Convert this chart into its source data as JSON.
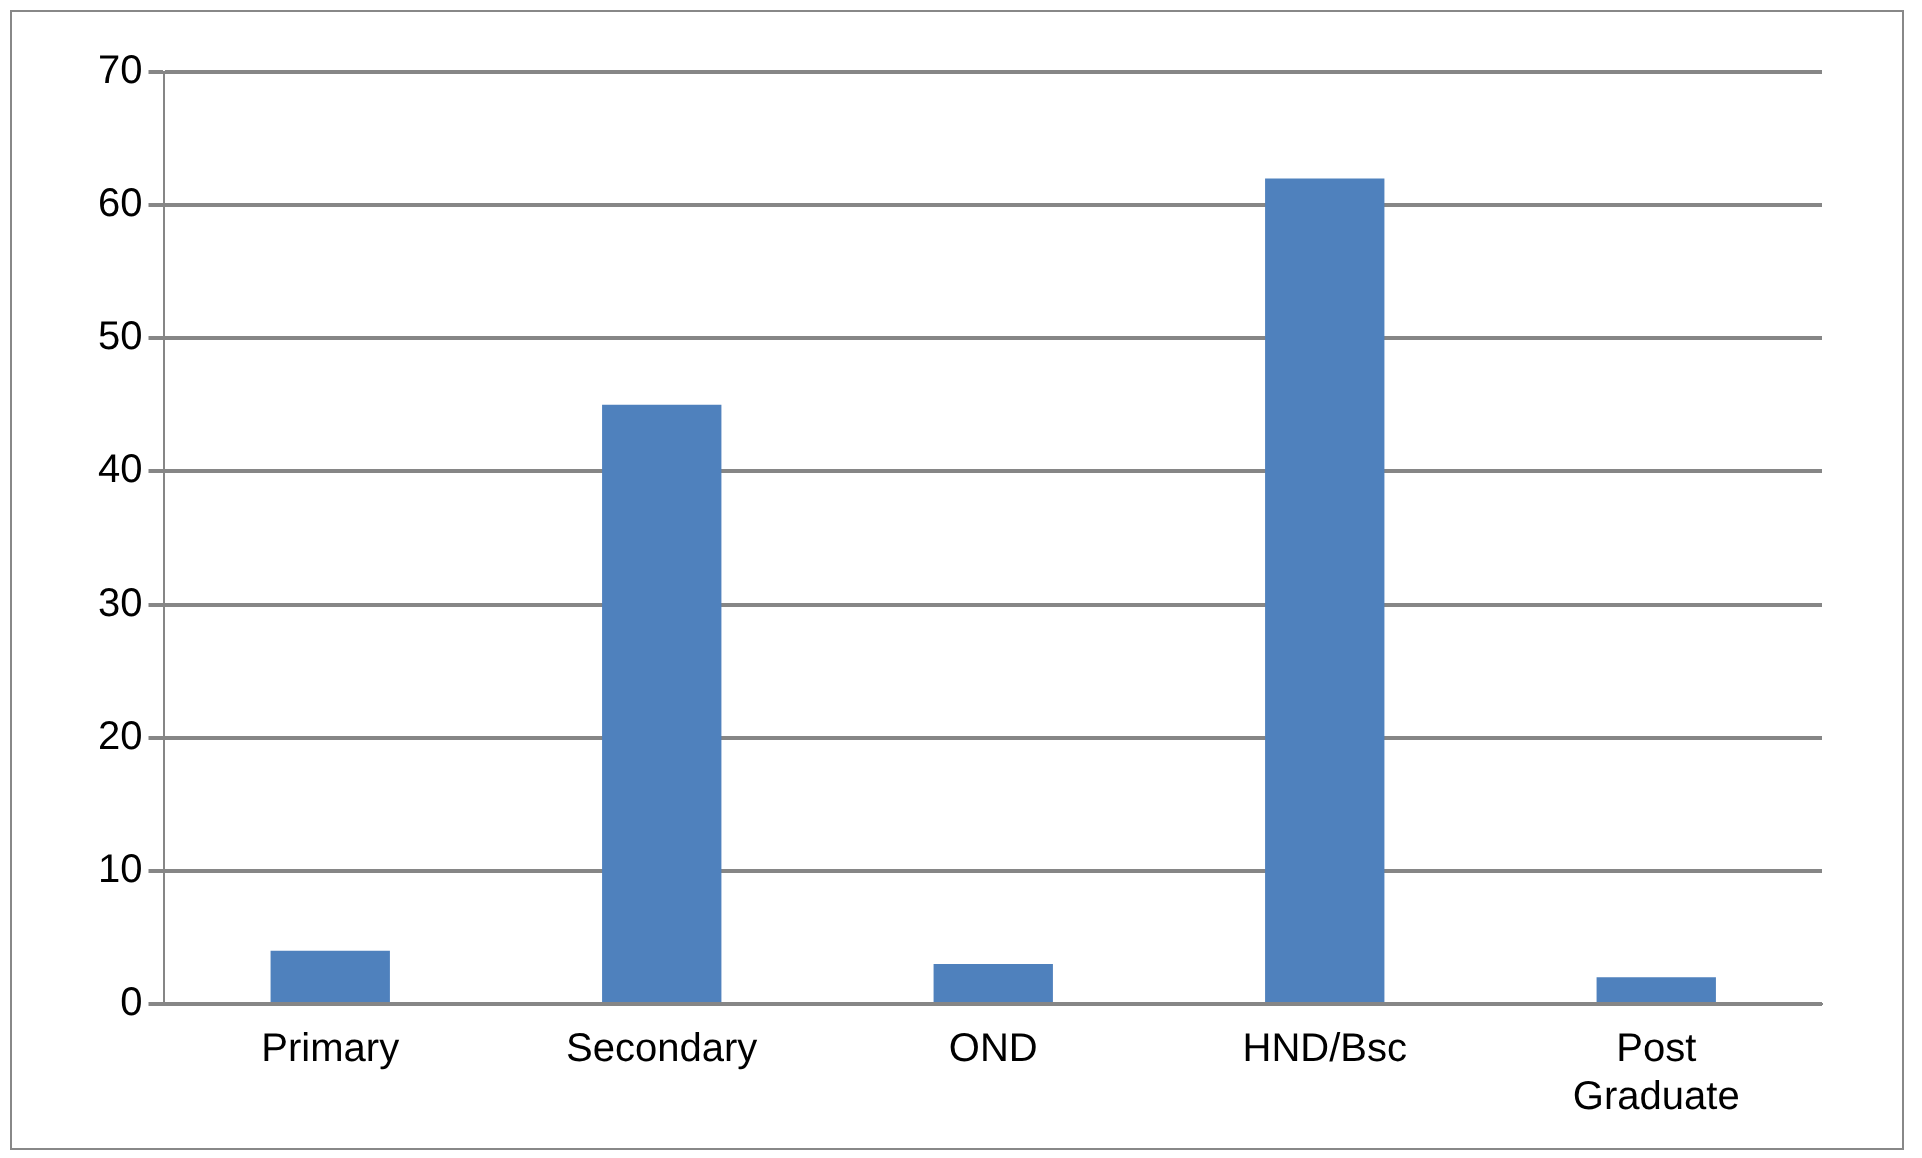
{
  "chart_data": {
    "type": "bar",
    "categories": [
      "Primary",
      "Secondary",
      "OND",
      "HND/Bsc",
      "Post Graduate"
    ],
    "values": [
      4,
      45,
      3,
      62,
      2
    ],
    "color": "#4f81bd",
    "ylim": [
      0,
      70
    ],
    "yticks": [
      0,
      10,
      20,
      30,
      40,
      50,
      60,
      70
    ],
    "grid": "y"
  }
}
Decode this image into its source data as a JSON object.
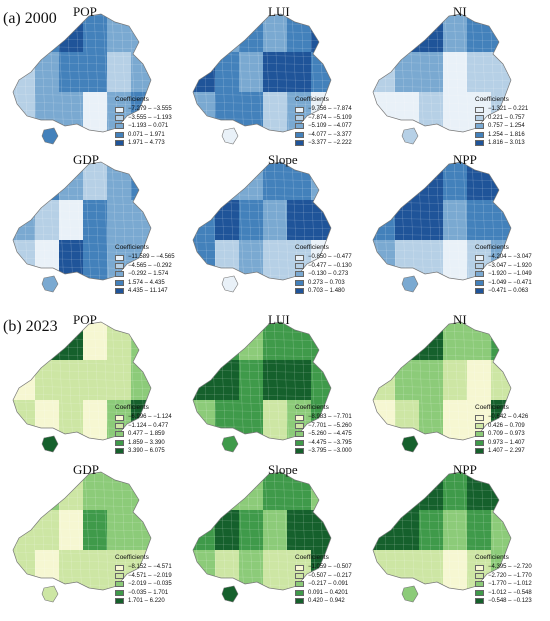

- Task -
Leave the images out and output the remaining material exactly as it stands.

- Task result -
Convert this chart into its source data as JSON.
{
  "chart_data": {
    "type": "bar",
    "categories": [
      "Primary",
      "Secondary",
      "OND",
      "HND/Bsc",
      "Post Graduate"
    ],
    "values": [
      4,
      45,
      3,
      62,
      2
    ],
    "color": "#4f81bd",
    "ylim": [
      0,
      70
    ],
    "yticks": [
      0,
      10,
      20,
      30,
      40,
      50,
      60,
      70
    ],
    "grid": "y"
  }
}
Decode this image into its source data as a JSON object.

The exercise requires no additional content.